== SUPPLIED INFORMATION ==
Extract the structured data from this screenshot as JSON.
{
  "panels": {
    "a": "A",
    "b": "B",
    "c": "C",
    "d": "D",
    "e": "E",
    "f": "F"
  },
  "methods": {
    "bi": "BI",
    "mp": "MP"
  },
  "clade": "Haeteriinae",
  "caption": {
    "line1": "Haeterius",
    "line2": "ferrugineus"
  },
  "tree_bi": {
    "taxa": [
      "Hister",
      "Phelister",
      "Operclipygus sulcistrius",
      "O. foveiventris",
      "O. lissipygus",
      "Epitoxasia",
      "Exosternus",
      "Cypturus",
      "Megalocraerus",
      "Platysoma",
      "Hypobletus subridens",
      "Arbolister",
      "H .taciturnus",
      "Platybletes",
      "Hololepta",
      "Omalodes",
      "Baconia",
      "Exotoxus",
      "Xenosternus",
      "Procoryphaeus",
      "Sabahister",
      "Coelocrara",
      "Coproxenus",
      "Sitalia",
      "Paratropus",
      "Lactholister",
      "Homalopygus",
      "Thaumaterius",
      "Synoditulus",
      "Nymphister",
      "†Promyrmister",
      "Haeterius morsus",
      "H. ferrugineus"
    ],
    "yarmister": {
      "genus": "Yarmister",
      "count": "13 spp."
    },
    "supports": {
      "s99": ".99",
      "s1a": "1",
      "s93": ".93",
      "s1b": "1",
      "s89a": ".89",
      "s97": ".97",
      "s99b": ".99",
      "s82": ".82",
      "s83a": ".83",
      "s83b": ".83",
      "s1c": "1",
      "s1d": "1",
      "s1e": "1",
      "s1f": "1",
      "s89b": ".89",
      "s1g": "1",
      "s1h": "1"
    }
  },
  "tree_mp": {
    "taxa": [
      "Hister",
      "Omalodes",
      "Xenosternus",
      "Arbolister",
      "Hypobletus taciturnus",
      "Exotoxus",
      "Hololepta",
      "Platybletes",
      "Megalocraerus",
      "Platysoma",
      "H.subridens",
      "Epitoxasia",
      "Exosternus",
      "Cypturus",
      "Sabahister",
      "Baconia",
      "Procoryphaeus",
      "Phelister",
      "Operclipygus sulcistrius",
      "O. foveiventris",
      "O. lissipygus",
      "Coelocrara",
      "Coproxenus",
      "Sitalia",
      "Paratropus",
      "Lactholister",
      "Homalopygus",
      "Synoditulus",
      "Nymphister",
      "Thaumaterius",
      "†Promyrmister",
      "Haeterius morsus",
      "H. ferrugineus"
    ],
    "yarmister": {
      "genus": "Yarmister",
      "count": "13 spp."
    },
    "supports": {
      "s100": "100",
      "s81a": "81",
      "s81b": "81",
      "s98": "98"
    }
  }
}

== THE PROBLEM ==
Find every line above that contains the word "taciturnus", and return each one.

== SOLVED EXERCISE ==
      "H .taciturnus",
      "Hypobletus taciturnus",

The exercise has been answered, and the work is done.